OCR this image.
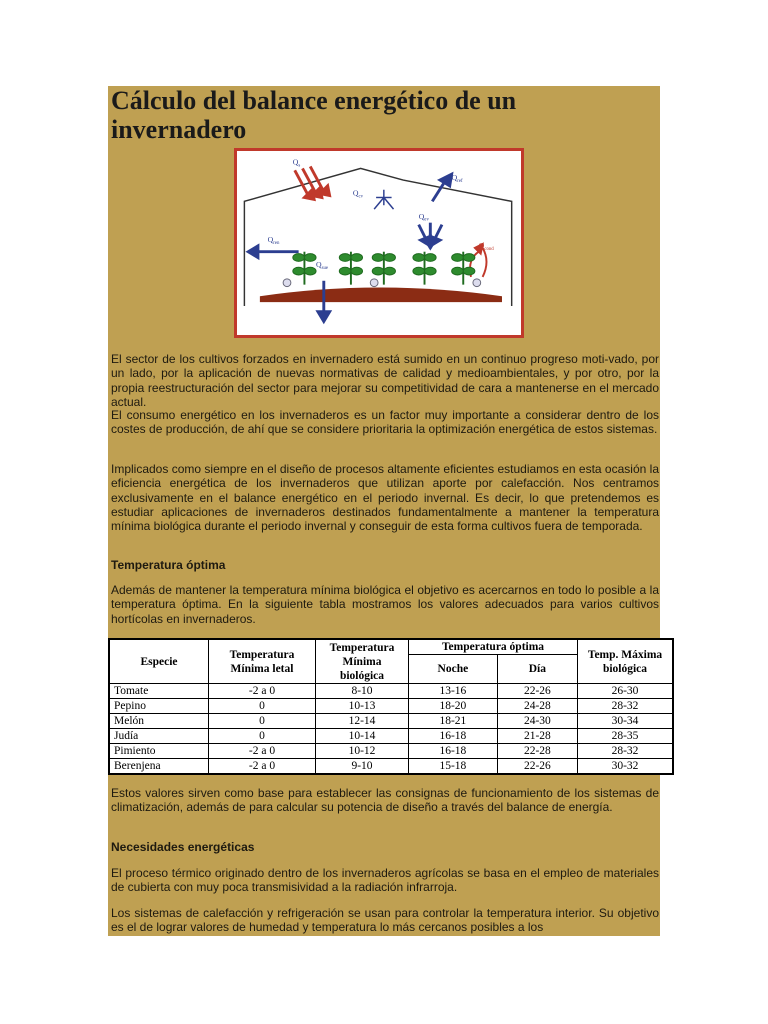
Cálculo del balance energético de un invernadero
$Q_s$
$Q_{ref}$
$Q_{cv}$
$Q_{ev}$
$Q_{sue}$
$Q_{ren}$	$Q_{cond}$

El sector de los cultivos forzados en invernadero está sumido en un continuo progreso moti-vado, por un lado, por la aplicación de nuevas normativas de calidad y medioambientales, y por otro, por la propia reestructuración del sector para mejorar su competitividad de cara a mantenerse en el mercado actual.

El consumo energético en los invernaderos es un factor muy importante a considerar dentro de los costes de producción, de ahí que se considere prioritaria la optimización energética de estos sistemas.

Implicados como siempre en el diseño de procesos altamente eficientes estudiamos en esta ocasión la eficiencia energética de los invernaderos que utilizan aporte por calefacción. Nos centramos exclusivamente en el balance energético en el periodo invernal. Es decir, lo que pretendemos es estudiar aplicaciones de invernaderos destinados fundamentalmente a mantener la temperatura mínima biológica durante el periodo invernal y conseguir de esta forma cultivos fuera de temporada.

Temperatura óptima

Además de mantener la temperatura mínima biológica el objetivo es acercarnos en todo lo posible a la temperatura óptima. En la siguiente tabla mostramos los valores adecuados para varios cultivos hortícolas en invernaderos.

Especie	Temperatura Mínima letal	Temperatura Mínima biológica	Temperatura óptima		Temp. Máxima biológica
			Noche	Día	
Tomate	-2 a 0	8-10	13-16	22-26	26-30
Pepino	0	10-13	18-20	24-28	28-32
Melón	0	12-14	18-21	24-30	30-34
Judía	0	10-14	16-18	21-28	28-35
Pimiento	-2 a 0	10-12	16-18	22-28	28-32
Berenjena	-2 a 0	9-10	15-18	22-26	30-32

Estos valores sirven como base para establecer las consignas de funcionamiento de los sistemas de climatización, además de para calcular su potencia de diseño a través del balance de energía.

Necesidades energéticas

El proceso térmico originado dentro de los invernaderos agrícolas se basa en el empleo de materiales de cubierta con muy poca transmisividad a la radiación infrarroja.

Los sistemas de calefacción y refrigeración se usan para controlar la temperatura interior. Su objetivo es el de lograr valores de humedad y temperatura lo más cercanos posibles a los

##############################

### Goal of the exercise
Locate and copy each line in the data above that includes the word "balance".

### The reply
Cálculo del balance energético de un invernadero
Implicados como siempre en el diseño de procesos altamente eficientes estudiamos en esta ocasión la eficiencia energética de los invernaderos que utilizan aporte por calefacción. Nos centramos exclusivamente en el balance energético en el periodo invernal. Es decir, lo que pretendemos es estudiar aplicaciones de invernaderos destinados fundamentalmente a mantener la temperatura mínima biológica durante el periodo invernal y conseguir de esta forma cultivos fuera de temporada.
Estos valores sirven como base para establecer las consignas de funcionamiento de los sistemas de climatización, además de para calcular su potencia de diseño a través del balance de energía.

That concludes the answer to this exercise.